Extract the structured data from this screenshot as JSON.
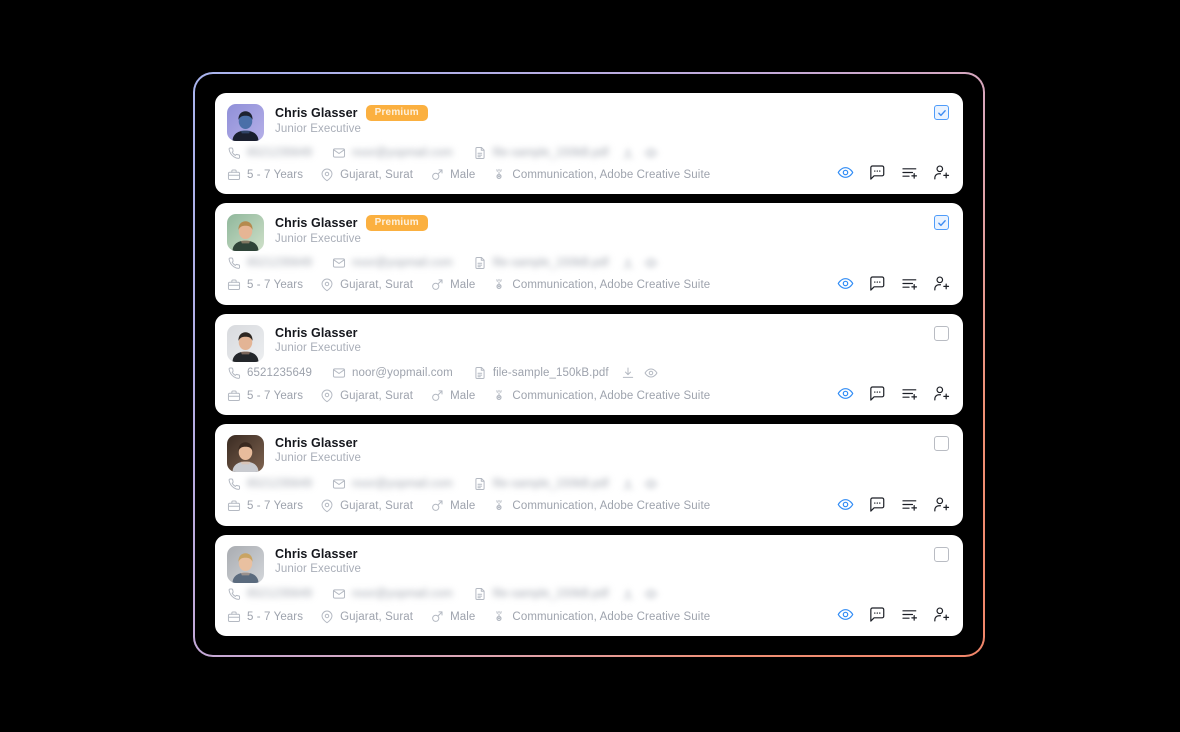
{
  "theme": {
    "frame_gradient_start": "#a9b4ee",
    "frame_gradient_end": "#f08569",
    "badge_bg": "#fbb040",
    "badge_text": "#fdf0dc",
    "checkbox_checked_border": "#4f9cf9",
    "checkbox_checked_bg": "#eaf3ff",
    "view_icon_color": "#2f8bf5",
    "card_bg": "#ffffff",
    "page_bg": "#000000"
  },
  "actions": {
    "view": "view-icon",
    "comment": "comment-icon",
    "shortlist": "add-to-list-icon",
    "add_user": "add-user-icon"
  },
  "cards": [
    {
      "name": "Chris Glasser",
      "badge": "Premium",
      "role": "Junior Executive",
      "phone": "6521235649",
      "email": "noor@yopmail.com",
      "resume": "file-sample_150kB.pdf",
      "experience": "5 - 7 Years",
      "location": "Gujarat, Surat",
      "gender": "Male",
      "skills": "Communication, Adobe Creative Suite",
      "selected": true,
      "blurred": true,
      "avatar": "avatar-woman-purple"
    },
    {
      "name": "Chris Glasser",
      "badge": "Premium",
      "role": "Junior Executive",
      "phone": "6521235649",
      "email": "noor@yopmail.com",
      "resume": "file-sample_150kB.pdf",
      "experience": "5 - 7 Years",
      "location": "Gujarat, Surat",
      "gender": "Male",
      "skills": "Communication, Adobe Creative Suite",
      "selected": true,
      "blurred": true,
      "avatar": "avatar-man-glasses-green"
    },
    {
      "name": "Chris Glasser",
      "badge": "",
      "role": "Junior Executive",
      "phone": "6521235649",
      "email": "noor@yopmail.com",
      "resume": "file-sample_150kB.pdf",
      "experience": "5 - 7 Years",
      "location": "Gujarat, Surat",
      "gender": "Male",
      "skills": "Communication, Adobe Creative Suite",
      "selected": false,
      "blurred": false,
      "avatar": "avatar-man-gray"
    },
    {
      "name": "Chris Glasser",
      "badge": "",
      "role": "Junior Executive",
      "phone": "6521235649",
      "email": "noor@yopmail.com",
      "resume": "file-sample_150kB.pdf",
      "experience": "5 - 7 Years",
      "location": "Gujarat, Surat",
      "gender": "Male",
      "skills": "Communication, Adobe Creative Suite",
      "selected": false,
      "blurred": true,
      "avatar": "avatar-woman-dark"
    },
    {
      "name": "Chris Glasser",
      "badge": "",
      "role": "Junior Executive",
      "phone": "6521235649",
      "email": "noor@yopmail.com",
      "resume": "file-sample_150kB.pdf",
      "experience": "5 - 7 Years",
      "location": "Gujarat, Surat",
      "gender": "Male",
      "skills": "Communication, Adobe Creative Suite",
      "selected": false,
      "blurred": true,
      "avatar": "avatar-man-blond-gray"
    }
  ]
}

════════

→ OBJECTIVE
Scan the lines above for "woman", then copy every one that has it.

→ EXERCISE ANSWER
      "avatar": "avatar-woman-purple"
      "avatar": "avatar-woman-dark"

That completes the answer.